- Passage shown
California’s repeated failure to strike down local bans on close-in housing has an incalculable number of victims. But 13 million of them live in Oregon, Washington, and Idaho.
Year after year, through booms and busts, California sends a one-way jet stream of people moving north to Cascadia. If comparable numbers of people were instead able to flow in both directions, those Northwest states would find it much easier to build enough homes to keep up with population growth.
That’s especially true in Oregon, which gets one of the nation’s most lopsided inflows of people from California. If net migration out of California were to drop by 33 percent across the board, Oregon’s overall net population growth from domestic migration would fall about 80 percent.
California cities aren’t the only ones whose invisible walls of exclusionary zoning have created a housing shortage that spills across state lines. But California’s effects on Cascadia show why the collective failure of local governments to allow housing can demand national action.

- To do
**1.** In the passage on California and Cascadia, by about how much would Oregon's net population growth from domestic migration fall if net migration out of California dropped by 33 percent?
**2.** Reproduce the passage on California and Cascadia word for word, from "Year after year, through" up to and including "with population growth.".
The lines that come next are taken from a different source.

- Information shown
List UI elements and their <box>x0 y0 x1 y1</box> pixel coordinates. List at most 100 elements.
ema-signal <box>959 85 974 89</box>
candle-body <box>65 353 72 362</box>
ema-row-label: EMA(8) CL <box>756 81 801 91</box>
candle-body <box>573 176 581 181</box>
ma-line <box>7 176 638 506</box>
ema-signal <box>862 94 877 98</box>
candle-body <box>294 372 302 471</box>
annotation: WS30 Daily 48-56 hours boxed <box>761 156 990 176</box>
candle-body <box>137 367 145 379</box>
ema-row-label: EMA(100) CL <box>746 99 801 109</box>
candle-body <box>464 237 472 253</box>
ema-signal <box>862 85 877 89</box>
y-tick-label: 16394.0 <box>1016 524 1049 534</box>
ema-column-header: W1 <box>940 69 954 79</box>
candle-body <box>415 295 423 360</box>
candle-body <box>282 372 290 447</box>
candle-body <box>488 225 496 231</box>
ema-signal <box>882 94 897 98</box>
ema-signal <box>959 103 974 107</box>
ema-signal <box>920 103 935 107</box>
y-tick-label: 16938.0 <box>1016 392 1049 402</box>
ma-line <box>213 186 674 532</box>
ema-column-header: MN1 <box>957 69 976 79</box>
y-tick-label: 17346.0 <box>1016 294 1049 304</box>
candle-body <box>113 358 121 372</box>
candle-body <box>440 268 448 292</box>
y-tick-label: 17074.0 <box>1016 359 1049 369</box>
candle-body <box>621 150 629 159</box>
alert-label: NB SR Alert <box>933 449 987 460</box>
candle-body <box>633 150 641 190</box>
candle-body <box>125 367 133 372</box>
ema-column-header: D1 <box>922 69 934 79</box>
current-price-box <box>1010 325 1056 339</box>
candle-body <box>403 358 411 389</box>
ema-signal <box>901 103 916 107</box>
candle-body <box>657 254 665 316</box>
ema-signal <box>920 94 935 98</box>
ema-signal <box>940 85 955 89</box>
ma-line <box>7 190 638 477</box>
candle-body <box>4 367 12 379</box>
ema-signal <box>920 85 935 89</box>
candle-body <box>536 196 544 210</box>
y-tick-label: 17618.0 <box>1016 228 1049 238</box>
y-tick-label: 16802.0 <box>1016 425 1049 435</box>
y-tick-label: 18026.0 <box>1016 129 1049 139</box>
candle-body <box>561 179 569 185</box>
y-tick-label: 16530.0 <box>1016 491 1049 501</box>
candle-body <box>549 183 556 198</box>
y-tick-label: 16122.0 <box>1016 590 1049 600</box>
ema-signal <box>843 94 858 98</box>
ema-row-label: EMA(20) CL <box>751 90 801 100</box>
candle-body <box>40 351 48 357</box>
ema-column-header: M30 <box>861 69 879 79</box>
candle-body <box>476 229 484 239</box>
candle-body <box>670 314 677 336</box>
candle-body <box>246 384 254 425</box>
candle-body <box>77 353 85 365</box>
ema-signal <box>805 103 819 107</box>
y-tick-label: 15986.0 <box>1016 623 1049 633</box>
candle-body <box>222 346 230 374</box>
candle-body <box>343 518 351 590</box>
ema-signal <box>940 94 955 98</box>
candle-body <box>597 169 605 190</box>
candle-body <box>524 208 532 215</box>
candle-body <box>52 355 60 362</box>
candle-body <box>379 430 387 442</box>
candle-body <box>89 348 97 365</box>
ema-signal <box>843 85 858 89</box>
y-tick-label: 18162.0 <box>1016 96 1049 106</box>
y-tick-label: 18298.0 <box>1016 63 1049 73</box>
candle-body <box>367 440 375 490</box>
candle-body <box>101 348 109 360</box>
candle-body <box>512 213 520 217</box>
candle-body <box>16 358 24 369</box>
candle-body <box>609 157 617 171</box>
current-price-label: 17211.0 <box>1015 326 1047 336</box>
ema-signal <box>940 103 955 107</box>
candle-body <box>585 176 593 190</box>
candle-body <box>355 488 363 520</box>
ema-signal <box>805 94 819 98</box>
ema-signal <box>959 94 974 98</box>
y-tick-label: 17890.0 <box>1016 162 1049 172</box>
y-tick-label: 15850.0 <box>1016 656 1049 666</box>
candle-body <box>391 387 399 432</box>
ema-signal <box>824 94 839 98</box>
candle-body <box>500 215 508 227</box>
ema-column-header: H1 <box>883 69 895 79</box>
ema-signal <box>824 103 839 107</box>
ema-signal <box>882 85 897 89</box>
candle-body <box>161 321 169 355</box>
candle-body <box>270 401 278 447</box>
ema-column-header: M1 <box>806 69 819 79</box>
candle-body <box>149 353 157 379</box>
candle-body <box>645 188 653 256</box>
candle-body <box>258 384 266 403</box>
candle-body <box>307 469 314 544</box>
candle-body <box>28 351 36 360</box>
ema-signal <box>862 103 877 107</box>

- Answers to the problems
**1.** About 80 percent.

**2.**
Year after year, through booms and busts, California sends a one-way jet stream of people moving north to Cascadia. If comparable numbers of people were instead able to flow in both directions, those Northwest states would find it much easier to build enough homes to keep up with population growth.